===== LISTING

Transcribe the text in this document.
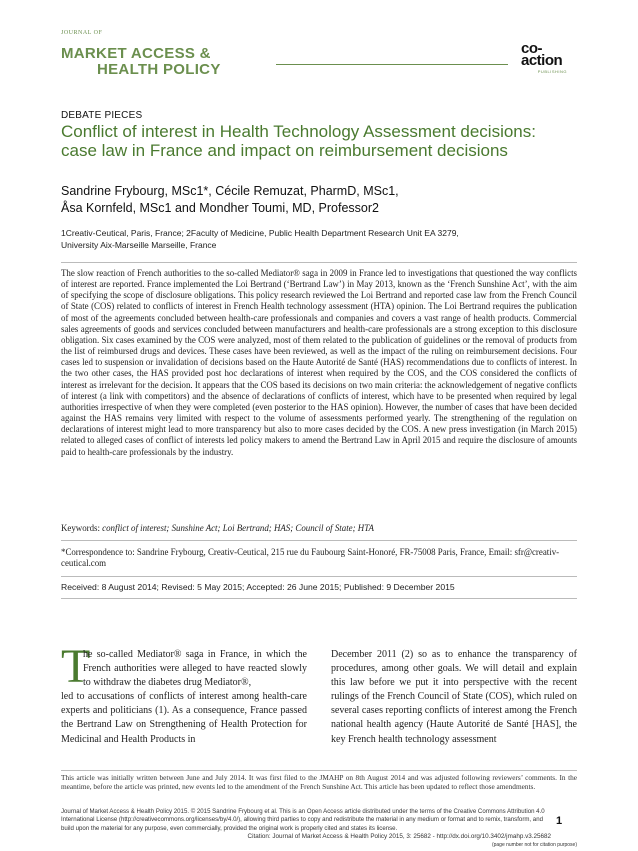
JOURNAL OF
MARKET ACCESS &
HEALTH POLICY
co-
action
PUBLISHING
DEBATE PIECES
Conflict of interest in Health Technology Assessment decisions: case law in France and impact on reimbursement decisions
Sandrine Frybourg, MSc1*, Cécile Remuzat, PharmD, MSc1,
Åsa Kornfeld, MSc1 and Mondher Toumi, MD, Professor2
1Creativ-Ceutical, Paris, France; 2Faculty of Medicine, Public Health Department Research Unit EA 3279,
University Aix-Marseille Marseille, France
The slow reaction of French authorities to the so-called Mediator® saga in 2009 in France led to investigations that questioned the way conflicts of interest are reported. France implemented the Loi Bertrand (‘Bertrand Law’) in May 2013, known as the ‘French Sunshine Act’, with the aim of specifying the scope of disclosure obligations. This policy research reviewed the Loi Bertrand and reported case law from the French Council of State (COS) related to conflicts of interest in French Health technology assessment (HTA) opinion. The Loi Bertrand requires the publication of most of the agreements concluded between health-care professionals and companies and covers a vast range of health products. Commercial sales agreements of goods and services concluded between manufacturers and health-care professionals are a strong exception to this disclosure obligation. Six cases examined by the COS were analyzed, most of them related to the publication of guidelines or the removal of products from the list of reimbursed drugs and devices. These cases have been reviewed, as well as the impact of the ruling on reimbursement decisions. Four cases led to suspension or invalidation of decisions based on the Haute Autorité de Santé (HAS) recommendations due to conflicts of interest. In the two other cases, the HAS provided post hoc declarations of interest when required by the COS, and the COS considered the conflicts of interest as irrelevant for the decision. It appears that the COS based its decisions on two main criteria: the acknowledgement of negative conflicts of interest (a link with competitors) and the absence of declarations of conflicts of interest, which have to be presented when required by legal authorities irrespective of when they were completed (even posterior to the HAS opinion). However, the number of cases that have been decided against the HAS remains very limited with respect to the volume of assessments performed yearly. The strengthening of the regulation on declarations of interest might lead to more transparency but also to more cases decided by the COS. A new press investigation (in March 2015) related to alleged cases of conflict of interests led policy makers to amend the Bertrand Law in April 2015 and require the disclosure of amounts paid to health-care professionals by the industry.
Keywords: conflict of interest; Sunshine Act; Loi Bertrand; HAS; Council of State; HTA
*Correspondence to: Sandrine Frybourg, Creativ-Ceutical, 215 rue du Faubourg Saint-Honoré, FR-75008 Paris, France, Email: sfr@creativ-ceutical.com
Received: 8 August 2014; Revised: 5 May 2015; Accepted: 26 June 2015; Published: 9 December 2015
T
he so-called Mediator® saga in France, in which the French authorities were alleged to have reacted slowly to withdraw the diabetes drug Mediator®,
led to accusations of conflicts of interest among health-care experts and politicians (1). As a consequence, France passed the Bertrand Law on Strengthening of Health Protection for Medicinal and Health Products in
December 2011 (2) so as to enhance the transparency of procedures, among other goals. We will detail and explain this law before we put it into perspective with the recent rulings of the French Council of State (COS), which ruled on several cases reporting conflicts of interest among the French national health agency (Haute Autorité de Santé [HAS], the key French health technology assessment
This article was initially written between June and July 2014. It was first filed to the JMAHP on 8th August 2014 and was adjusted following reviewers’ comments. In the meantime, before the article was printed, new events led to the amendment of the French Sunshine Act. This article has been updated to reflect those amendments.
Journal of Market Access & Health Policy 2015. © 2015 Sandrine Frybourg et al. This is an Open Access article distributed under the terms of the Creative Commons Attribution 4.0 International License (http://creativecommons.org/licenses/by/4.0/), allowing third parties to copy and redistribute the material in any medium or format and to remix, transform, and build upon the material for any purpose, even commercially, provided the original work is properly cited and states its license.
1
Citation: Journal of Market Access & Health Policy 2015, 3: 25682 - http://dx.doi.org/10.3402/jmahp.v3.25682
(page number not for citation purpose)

==========
===== LISTING

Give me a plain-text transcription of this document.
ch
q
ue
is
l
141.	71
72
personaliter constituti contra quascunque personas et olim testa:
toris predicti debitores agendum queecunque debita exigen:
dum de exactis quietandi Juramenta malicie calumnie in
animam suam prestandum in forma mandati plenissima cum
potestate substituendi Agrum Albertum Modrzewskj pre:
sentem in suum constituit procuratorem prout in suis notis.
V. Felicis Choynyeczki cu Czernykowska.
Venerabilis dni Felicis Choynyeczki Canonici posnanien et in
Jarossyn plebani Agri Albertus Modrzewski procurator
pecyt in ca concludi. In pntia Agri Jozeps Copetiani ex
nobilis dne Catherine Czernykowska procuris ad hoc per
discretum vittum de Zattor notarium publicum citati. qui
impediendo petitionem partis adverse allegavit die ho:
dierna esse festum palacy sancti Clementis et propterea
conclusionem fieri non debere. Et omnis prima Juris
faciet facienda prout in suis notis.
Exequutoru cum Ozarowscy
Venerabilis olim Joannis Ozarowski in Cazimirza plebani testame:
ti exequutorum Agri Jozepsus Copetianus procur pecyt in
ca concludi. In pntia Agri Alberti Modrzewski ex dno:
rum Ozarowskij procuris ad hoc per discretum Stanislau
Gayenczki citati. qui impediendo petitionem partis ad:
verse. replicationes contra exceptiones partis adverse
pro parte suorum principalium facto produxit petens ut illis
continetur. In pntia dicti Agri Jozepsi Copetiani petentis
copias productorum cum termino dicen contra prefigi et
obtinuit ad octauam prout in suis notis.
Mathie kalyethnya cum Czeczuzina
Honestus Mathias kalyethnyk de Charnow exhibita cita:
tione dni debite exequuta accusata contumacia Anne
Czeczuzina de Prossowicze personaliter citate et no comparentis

==========

_WHAT YOU WILL DO_
Show every line where the string "impediendo" appears.

_RESPONSE TO THIS EXERCISE_
impediendo petitionem partis adverse allegavit die ho:
Gayenczki citati. qui impediendo petitionem partis ad:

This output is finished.